▸ MATERIAL PROPORCIONADO:
------------------------------------
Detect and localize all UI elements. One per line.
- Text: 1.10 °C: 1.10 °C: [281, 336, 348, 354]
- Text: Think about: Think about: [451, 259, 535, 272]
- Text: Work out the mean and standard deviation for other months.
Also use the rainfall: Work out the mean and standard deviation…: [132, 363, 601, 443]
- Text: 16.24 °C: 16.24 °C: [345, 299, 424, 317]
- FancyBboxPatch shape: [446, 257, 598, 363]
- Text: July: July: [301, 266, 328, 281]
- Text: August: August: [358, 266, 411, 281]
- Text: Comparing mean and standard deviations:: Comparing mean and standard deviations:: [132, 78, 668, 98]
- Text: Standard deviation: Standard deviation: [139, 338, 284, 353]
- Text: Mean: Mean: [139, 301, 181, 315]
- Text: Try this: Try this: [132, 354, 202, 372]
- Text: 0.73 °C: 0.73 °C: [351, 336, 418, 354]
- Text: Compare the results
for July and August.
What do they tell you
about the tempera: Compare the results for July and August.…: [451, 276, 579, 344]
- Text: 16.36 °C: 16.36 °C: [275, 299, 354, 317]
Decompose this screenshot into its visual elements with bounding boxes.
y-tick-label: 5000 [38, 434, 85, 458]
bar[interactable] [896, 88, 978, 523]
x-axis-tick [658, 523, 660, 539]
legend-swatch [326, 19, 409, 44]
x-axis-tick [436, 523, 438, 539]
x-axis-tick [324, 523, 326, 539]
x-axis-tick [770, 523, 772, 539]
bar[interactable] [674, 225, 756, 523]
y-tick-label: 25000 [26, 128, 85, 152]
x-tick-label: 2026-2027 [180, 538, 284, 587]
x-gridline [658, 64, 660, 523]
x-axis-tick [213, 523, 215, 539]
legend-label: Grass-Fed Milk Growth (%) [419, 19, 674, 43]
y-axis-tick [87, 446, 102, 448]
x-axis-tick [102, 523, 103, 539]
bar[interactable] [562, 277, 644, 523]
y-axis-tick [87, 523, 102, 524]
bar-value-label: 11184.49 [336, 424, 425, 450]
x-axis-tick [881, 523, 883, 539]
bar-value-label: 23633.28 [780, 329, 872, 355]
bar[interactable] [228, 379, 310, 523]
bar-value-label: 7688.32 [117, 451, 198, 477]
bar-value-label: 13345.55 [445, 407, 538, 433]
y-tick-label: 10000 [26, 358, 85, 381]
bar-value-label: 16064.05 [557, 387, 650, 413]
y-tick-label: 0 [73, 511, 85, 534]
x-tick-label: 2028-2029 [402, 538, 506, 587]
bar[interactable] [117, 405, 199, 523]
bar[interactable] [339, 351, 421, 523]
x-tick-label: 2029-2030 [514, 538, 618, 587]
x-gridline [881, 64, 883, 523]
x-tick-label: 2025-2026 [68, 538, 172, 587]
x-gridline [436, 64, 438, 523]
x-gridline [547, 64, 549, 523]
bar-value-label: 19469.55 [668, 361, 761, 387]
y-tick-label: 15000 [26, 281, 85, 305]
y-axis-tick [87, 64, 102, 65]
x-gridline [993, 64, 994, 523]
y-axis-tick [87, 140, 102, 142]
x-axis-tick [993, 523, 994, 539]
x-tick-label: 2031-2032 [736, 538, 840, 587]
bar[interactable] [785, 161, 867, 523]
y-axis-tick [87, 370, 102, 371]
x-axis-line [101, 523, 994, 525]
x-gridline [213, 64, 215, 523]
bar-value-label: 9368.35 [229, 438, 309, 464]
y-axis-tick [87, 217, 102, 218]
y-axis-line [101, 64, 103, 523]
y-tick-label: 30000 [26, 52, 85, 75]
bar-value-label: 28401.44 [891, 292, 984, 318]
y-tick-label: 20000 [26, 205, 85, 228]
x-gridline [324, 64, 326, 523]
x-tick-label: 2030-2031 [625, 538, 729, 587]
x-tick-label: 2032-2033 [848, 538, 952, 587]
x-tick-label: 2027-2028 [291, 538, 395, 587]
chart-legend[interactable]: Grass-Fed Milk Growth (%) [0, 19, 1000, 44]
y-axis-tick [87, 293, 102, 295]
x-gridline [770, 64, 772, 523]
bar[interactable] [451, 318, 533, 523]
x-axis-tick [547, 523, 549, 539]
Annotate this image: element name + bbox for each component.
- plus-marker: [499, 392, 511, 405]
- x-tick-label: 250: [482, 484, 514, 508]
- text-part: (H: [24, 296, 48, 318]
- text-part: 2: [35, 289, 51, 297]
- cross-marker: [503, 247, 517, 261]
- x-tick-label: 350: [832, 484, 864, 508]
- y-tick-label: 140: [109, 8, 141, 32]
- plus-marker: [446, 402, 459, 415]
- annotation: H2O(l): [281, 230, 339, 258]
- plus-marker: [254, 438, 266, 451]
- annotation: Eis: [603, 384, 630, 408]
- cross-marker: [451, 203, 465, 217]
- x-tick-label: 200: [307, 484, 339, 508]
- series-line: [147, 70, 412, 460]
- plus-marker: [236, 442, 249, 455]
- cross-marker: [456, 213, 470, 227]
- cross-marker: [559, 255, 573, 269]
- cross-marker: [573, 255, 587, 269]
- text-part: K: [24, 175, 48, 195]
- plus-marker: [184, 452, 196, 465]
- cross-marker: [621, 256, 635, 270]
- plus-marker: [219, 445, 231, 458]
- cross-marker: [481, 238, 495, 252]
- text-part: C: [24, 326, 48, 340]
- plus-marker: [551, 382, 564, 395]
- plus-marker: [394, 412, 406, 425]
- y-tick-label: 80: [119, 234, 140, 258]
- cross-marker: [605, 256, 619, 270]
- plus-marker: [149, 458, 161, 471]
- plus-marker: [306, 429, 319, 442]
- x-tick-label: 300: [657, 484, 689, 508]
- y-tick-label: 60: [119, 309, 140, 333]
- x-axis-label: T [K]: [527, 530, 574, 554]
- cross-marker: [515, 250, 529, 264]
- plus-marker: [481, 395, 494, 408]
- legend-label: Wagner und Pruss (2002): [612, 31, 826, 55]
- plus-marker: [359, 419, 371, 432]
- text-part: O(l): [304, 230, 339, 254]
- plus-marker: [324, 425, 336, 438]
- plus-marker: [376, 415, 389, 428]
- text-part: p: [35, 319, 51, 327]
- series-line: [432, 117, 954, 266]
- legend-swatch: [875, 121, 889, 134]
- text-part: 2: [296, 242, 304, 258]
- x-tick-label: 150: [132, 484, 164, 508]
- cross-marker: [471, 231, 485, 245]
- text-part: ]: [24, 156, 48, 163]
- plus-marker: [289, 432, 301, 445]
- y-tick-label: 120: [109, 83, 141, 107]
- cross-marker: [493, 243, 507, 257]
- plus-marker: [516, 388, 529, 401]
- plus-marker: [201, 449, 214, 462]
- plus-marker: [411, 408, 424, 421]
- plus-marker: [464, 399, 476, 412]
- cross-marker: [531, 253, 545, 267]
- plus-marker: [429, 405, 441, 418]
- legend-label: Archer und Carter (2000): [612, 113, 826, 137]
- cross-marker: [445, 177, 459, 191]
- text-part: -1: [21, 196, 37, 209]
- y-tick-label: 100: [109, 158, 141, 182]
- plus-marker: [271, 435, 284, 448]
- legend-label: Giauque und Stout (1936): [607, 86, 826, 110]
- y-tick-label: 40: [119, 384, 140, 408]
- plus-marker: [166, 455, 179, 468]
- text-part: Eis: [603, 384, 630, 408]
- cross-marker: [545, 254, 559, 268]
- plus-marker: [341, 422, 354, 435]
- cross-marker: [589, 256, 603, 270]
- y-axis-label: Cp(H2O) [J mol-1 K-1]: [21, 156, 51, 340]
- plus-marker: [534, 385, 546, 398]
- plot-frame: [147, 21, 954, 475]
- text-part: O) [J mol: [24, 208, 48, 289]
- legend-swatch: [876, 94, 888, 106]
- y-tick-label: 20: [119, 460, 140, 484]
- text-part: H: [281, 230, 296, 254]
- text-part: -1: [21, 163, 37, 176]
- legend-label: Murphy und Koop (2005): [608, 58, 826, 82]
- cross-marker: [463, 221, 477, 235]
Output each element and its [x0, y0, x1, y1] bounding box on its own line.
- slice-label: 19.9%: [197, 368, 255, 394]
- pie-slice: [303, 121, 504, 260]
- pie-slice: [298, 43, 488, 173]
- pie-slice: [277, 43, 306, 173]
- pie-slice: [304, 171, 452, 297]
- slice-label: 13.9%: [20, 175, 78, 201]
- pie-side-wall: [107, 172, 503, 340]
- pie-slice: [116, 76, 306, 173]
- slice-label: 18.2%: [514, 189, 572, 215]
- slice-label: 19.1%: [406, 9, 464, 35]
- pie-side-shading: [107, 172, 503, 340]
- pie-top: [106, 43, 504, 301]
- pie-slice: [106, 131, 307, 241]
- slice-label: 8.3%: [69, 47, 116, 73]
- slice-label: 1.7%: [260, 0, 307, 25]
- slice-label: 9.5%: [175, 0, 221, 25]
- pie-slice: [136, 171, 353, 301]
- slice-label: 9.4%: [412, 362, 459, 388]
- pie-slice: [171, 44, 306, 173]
------------------------------------
▸ CONSIGNA:
Reescribe, por favor, las líneas del material empezando por su comienzo y terminando en la línea que contiene "x-gridline [881, 64, 883, 523]", ambas incluidas. Sustituye "bar-value-label" por "value-label" y deja todo lo demás sin cambios.

▸ SOLUCIÓN:
Detect and localize all UI elements. One per line.
- Text: 1.10 °C: 1.10 °C: [281, 336, 348, 354]
- Text: Think about: Think about: [451, 259, 535, 272]
- Text: Work out the mean and standard deviation for other months.
Also use the rainfall: Work out the mean and standard deviation…: [132, 363, 601, 443]
- Text: 16.24 °C: 16.24 °C: [345, 299, 424, 317]
- FancyBboxPatch shape: [446, 257, 598, 363]
- Text: July: July: [301, 266, 328, 281]
- Text: August: August: [358, 266, 411, 281]
- Text: Comparing mean and standard deviations:: Comparing mean and standard deviations:: [132, 78, 668, 98]
- Text: Standard deviation: Standard deviation: [139, 338, 284, 353]
- Text: Mean: Mean: [139, 301, 181, 315]
- Text: Try this: Try this: [132, 354, 202, 372]
- Text: 0.73 °C: 0.73 °C: [351, 336, 418, 354]
- Text: Compare the results
for July and August.
What do they tell you
about the tempera: Compare the results for July and August.…: [451, 276, 579, 344]
- Text: 16.36 °C: 16.36 °C: [275, 299, 354, 317]
Decompose this screenshot into its visual elements with bounding boxes.
y-tick-label: 5000 [38, 434, 85, 458]
bar[interactable] [896, 88, 978, 523]
x-axis-tick [658, 523, 660, 539]
legend-swatch [326, 19, 409, 44]
x-axis-tick [436, 523, 438, 539]
x-axis-tick [324, 523, 326, 539]
x-axis-tick [770, 523, 772, 539]
bar[interactable] [674, 225, 756, 523]
y-tick-label: 25000 [26, 128, 85, 152]
x-tick-label: 2026-2027 [180, 538, 284, 587]
x-gridline [658, 64, 660, 523]
x-axis-tick [213, 523, 215, 539]
legend-label: Grass-Fed Milk Growth (%) [419, 19, 674, 43]
y-axis-tick [87, 446, 102, 448]
x-axis-tick [102, 523, 103, 539]
bar[interactable] [562, 277, 644, 523]
y-axis-tick [87, 523, 102, 524]
value-label: 11184.49 [336, 424, 425, 450]
x-axis-tick [881, 523, 883, 539]
value-label: 23633.28 [780, 329, 872, 355]
bar[interactable] [228, 379, 310, 523]
value-label: 7688.32 [117, 451, 198, 477]
value-label: 13345.55 [445, 407, 538, 433]
y-tick-label: 10000 [26, 358, 85, 381]
value-label: 16064.05 [557, 387, 650, 413]
y-tick-label: 0 [73, 511, 85, 534]
x-tick-label: 2028-2029 [402, 538, 506, 587]
bar[interactable] [117, 405, 199, 523]
bar[interactable] [339, 351, 421, 523]
x-tick-label: 2029-2030 [514, 538, 618, 587]
x-gridline [881, 64, 883, 523]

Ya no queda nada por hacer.